* _Фрагмент текста_
В статье анализируются подходы, в рамках которых через выпячивание негативных сторон коммунистической идеологии и советского прошлого наследники СССР отягощаются исторической виной, вклад Советского Союза в разгром фашизма умаляется, значение белорусского Сопротивления обесценивается, преступления национал-социализма релятивизируются, национал-коллаборационисты героизируются. Продвижение данного нарратива обеспечивается концепцией тоталитаризма, мифологемами российской оккупации и виктимности народа, идеологией национализма. Способом противодействия ему является последовательная и взвешенная историческая политика.

Ключевые слова: историческая политика, политика памяти, «спор историков», фашизм, коллаборационизм, коммунизм, ревизионизм, постсоветский национализм, феномен партизанства, Великая Отечественная война.

Историческая политика: белорусское измерение

В последнее время особое значение в Беларуси приобретает тема исторической политики, под которой понимается «система целенаправленной деятельности институтов государственной власти по формированию национального историко-государ-ственного мировоззрения человека и общества, укреплению историко-культурных и духовно-этических представлений людей, их готовности к созидательномутруду, отстаиванию государственной безопасности и национальных интересов Отечества» [Коваленя 2019, с. 10-11]. На государственном уровне

данный термин впервые использован в Концепции информационной безопасности Республики Беларусь, принятой в марте 2019 года: «Требует дальнейшей последовательной реализации государственная историческая политика, направленная на закрепление в Беларуси и за ее пределами белорусской национальной концепции исторического прошлого страны и белорусской модели памяти» [Концепция информационной безопасности Республики Беларусь]. В том же году были изложены ее концептуальные основы и обозначены наиболее часто использующиеся приемы искажения прошлого [Коваленя 2019].

* _Задание 1_
Соответствуют ли статье об исторической политике следующие утверждения? (a) На государственном уровне термин «историческая политика» впервые использован в Концепции информационной безопасности, принятой в марте 2019 года. (b) Способом противодействия нарративу статья называет запрет идеологии национализма. (c) Концептуальные основы исторической политики были изложены в 2020 году. Ответьте «да» или «нет» на каждое и приведите точную цитату, которая это решает.
* _Задание 2_
Воспроизведите дословно отрывок статьи об исторической политике от слов «В статье анализируются» до слов «Великая Отечественная война.».

Данные о координатах макета
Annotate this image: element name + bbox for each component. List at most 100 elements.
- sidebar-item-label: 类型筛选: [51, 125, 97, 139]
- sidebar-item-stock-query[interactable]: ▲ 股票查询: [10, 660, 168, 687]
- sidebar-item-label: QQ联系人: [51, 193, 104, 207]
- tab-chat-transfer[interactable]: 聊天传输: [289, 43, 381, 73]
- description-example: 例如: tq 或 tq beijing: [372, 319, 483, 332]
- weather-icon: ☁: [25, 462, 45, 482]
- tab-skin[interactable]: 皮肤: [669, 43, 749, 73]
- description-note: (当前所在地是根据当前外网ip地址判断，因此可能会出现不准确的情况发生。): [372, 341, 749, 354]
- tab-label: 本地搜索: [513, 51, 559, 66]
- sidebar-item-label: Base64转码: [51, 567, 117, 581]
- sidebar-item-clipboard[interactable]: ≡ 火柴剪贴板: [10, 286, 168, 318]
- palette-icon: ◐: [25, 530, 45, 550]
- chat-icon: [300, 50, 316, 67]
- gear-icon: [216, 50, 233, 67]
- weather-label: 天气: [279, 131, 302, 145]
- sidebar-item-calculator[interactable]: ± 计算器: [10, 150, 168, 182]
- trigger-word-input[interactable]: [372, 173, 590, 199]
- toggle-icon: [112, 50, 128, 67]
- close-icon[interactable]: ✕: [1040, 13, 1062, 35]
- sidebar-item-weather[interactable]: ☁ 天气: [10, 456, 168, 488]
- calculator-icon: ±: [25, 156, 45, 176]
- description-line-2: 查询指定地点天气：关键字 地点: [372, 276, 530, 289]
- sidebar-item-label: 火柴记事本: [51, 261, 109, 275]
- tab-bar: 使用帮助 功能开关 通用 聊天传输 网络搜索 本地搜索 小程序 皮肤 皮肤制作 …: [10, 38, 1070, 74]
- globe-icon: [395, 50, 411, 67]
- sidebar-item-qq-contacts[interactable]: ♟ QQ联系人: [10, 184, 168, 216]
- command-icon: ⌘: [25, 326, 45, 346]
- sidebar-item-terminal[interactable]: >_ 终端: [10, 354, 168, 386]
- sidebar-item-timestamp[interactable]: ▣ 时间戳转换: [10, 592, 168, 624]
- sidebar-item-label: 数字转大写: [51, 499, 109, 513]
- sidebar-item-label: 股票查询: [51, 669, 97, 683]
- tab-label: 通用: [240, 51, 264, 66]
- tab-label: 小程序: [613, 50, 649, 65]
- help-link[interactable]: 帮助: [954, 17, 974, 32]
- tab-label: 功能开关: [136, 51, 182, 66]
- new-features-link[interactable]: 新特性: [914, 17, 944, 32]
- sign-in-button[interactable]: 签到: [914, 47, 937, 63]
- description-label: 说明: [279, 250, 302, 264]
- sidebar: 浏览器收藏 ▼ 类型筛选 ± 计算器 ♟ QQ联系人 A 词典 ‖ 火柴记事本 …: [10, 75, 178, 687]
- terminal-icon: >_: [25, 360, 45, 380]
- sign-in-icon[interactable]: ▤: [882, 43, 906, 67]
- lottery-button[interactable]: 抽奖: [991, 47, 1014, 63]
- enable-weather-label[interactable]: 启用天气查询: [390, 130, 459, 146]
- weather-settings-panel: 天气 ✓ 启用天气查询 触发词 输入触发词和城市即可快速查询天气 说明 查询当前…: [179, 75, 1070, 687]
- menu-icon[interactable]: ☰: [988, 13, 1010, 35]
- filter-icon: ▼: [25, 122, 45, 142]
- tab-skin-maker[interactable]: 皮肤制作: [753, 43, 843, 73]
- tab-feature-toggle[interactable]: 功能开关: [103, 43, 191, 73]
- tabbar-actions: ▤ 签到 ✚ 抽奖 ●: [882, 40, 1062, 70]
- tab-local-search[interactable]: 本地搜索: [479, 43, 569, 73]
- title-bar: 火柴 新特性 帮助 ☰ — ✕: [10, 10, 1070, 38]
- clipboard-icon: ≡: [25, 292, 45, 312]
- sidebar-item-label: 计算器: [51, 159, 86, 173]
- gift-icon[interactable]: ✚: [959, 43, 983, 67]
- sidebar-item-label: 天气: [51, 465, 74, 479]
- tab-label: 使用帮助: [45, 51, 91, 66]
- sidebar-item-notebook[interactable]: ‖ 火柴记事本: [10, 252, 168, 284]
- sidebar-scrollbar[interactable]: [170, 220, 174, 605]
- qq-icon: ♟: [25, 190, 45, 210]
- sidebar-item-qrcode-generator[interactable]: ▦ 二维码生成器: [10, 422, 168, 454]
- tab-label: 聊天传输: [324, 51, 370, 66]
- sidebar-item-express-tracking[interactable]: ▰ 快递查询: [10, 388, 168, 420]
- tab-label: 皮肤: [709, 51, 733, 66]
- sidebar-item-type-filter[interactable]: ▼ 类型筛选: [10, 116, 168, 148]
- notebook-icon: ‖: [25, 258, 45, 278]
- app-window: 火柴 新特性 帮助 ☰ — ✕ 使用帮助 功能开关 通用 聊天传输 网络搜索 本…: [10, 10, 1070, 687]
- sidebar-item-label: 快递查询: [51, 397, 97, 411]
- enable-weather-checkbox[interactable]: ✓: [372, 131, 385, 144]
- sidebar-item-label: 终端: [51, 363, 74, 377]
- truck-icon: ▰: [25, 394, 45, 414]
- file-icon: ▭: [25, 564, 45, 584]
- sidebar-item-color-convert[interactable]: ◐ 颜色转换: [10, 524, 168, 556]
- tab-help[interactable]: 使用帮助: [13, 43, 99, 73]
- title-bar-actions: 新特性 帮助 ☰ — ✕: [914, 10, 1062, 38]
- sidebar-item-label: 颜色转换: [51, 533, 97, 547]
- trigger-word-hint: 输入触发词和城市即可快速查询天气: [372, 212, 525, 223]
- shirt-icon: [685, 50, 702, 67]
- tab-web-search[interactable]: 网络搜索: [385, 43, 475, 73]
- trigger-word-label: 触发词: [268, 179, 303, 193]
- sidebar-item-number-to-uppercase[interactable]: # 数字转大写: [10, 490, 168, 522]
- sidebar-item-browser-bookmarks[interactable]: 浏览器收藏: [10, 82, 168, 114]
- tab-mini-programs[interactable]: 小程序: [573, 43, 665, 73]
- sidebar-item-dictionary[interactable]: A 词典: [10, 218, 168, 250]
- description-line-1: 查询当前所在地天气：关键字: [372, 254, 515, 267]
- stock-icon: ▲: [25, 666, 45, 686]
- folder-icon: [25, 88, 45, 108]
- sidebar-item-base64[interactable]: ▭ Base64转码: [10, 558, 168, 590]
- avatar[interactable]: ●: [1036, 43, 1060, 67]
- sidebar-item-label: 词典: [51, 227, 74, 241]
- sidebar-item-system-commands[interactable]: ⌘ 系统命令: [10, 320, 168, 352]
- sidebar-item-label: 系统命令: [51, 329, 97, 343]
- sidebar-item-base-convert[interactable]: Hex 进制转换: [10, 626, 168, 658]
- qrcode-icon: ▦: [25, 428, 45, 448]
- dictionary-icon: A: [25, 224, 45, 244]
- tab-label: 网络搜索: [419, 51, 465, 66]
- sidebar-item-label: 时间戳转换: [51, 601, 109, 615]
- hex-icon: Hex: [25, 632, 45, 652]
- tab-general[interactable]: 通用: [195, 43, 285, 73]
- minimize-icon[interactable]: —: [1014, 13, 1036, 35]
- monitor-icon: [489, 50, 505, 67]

* _Решение 1_
(a) Да: «данный термин впервые использован в Концепции информационной безопасности Республики Беларусь, принятой в марте 2019 года».
(b) Нет: «Способом противодействия ему является последовательная и взвешенная историческая политика».
(c) Нет: «В том же году были изложены ее концептуальные основы».

* _Решение 2_
В статье анализируются подходы, в рамках которых через выпячивание негативных сторон коммунистической идеологии и советского прошлого наследники СССР отягощаются исторической виной, вклад Советского Союза в разгром фашизма умаляется, значение белорусского Сопротивления обесценивается, преступления национал-социализма релятивизируются, национал-коллаборационисты героизируются. Продвижение данного нарратива обеспечивается концепцией тоталитаризма, мифологемами российской оккупации и виктимности народа, идеологией национализма. Способом противодействия ему является последовательная и взвешенная историческая политика.

Ключевые слова: историческая политика, политика памяти, «спор историков», фашизм, коллаборационизм, коммунизм, ревизионизм, постсоветский национализм, феномен партизанства, Великая Отечественная война.